_Provided data_.
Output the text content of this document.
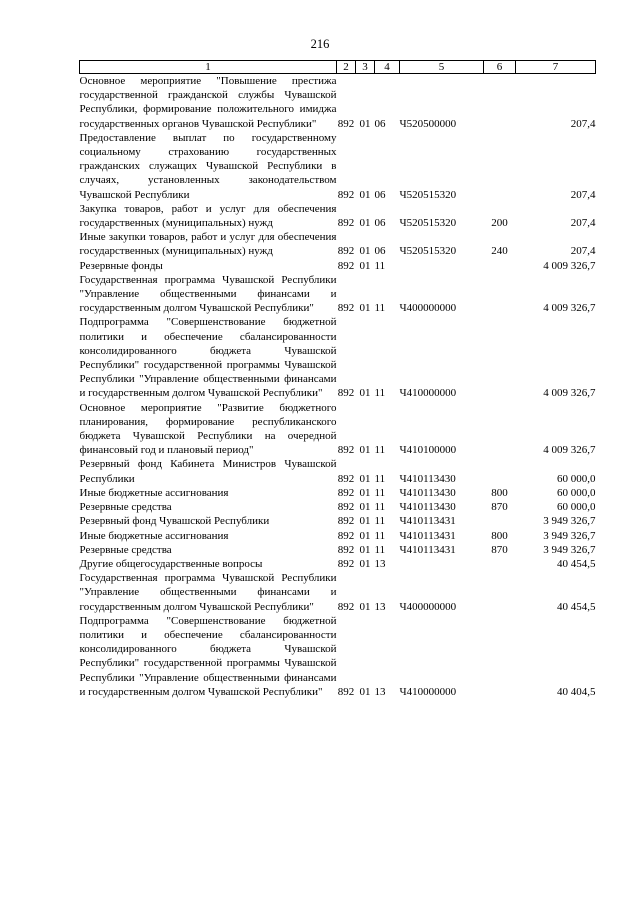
216
1	2	3	4	5	6	7
Основное мероприятие "Повышение престижа государственной гражданской службы Чувашской Республики, формирование положительного имиджа государственных органов Чувашской Республики"	892	01	06	Ч520500000		207,4
Предоставление выплат по государственному социальному страхованию государственных гражданских служащих Чувашской Республики в случаях, установленных законодательством Чувашской Республики	892	01	06	Ч520515320		207,4
Закупка товаров, работ и услуг для обеспечения государственных (муниципальных) нужд	892	01	06	Ч520515320	200	207,4
Иные закупки товаров, работ и услуг для обеспечения государственных (муниципальных) нужд	892	01	06	Ч520515320	240	207,4
Резервные фонды	892	01	11			4 009 326,7
Государственная программа Чувашской Республики "Управление общественными финансами и государственным долгом Чувашской Республики"	892	01	11	Ч400000000		4 009 326,7
Подпрограмма "Совершенствование бюджетной политики и обеспечение сбалансированности консолидированного бюджета Чувашской Республики" государственной программы Чувашской Республики "Управление общественными финансами и государственным долгом Чувашской Республики"	892	01	11	Ч410000000		4 009 326,7
Основное мероприятие "Развитие бюджетного планирования, формирование республиканского бюджета Чувашской Республики на очередной финансовый год и плановый период"	892	01	11	Ч410100000		4 009 326,7
Резервный фонд Кабинета Министров Чувашской Республики	892	01	11	Ч410113430		60 000,0
Иные бюджетные ассигнования	892	01	11	Ч410113430	800	60 000,0
Резервные средства	892	01	11	Ч410113430	870	60 000,0
Резервный фонд Чувашской Республики	892	01	11	Ч410113431		3 949 326,7
Иные бюджетные ассигнования	892	01	11	Ч410113431	800	3 949 326,7
Резервные средства	892	01	11	Ч410113431	870	3 949 326,7
Другие общегосударственные вопросы	892	01	13			40 454,5
Государственная программа Чувашской Республики "Управление общественными финансами и государственным долгом Чувашской Республики"	892	01	13	Ч400000000		40 454,5
Подпрограмма "Совершенствование бюджетной политики и обеспечение сбалансированности консолидированного бюджета Чувашской Республики" государственной программы Чувашской Республики "Управление общественными финансами и государственным долгом Чувашской Республики"	892	01	13	Ч410000000		40 404,5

_Task directions_.
Repeat the listing in full and exactly. Do not include any images.

_The completed task_.
Output the text content of this document.
216
1	2	3	4	5	6	7
Основное мероприятие "Повышение престижа государственной гражданской службы Чувашской Республики, формирование положительного имиджа государственных органов Чувашской Республики"	892	01	06	Ч520500000		207,4
Предоставление выплат по государственному социальному страхованию государственных гражданских служащих Чувашской Республики в случаях, установленных законодательством Чувашской Республики	892	01	06	Ч520515320		207,4
Закупка товаров, работ и услуг для обеспечения государственных (муниципальных) нужд	892	01	06	Ч520515320	200	207,4
Иные закупки товаров, работ и услуг для обеспечения государственных (муниципальных) нужд	892	01	06	Ч520515320	240	207,4
Резервные фонды	892	01	11			4 009 326,7
Государственная программа Чувашской Республики "Управление общественными финансами и государственным долгом Чувашской Республики"	892	01	11	Ч400000000		4 009 326,7
Подпрограмма "Совершенствование бюджетной политики и обеспечение сбалансированности консолидированного бюджета Чувашской Республики" государственной программы Чувашской Республики "Управление общественными финансами и государственным долгом Чувашской Республики"	892	01	11	Ч410000000		4 009 326,7
Основное мероприятие "Развитие бюджетного планирования, формирование республиканского бюджета Чувашской Республики на очередной финансовый год и плановый период"	892	01	11	Ч410100000		4 009 326,7
Резервный фонд Кабинета Министров Чувашской Республики	892	01	11	Ч410113430		60 000,0
Иные бюджетные ассигнования	892	01	11	Ч410113430	800	60 000,0
Резервные средства	892	01	11	Ч410113430	870	60 000,0
Резервный фонд Чувашской Республики	892	01	11	Ч410113431		3 949 326,7
Иные бюджетные ассигнования	892	01	11	Ч410113431	800	3 949 326,7
Резервные средства	892	01	11	Ч410113431	870	3 949 326,7
Другие общегосударственные вопросы	892	01	13			40 454,5
Государственная программа Чувашской Республики "Управление общественными финансами и государственным долгом Чувашской Республики"	892	01	13	Ч400000000		40 454,5
Подпрограмма "Совершенствование бюджетной политики и обеспечение сбалансированности консолидированного бюджета Чувашской Республики" государственной программы Чувашской Республики "Управление общественными финансами и государственным долгом Чувашской Республики"	892	01	13	Ч410000000		40 404,5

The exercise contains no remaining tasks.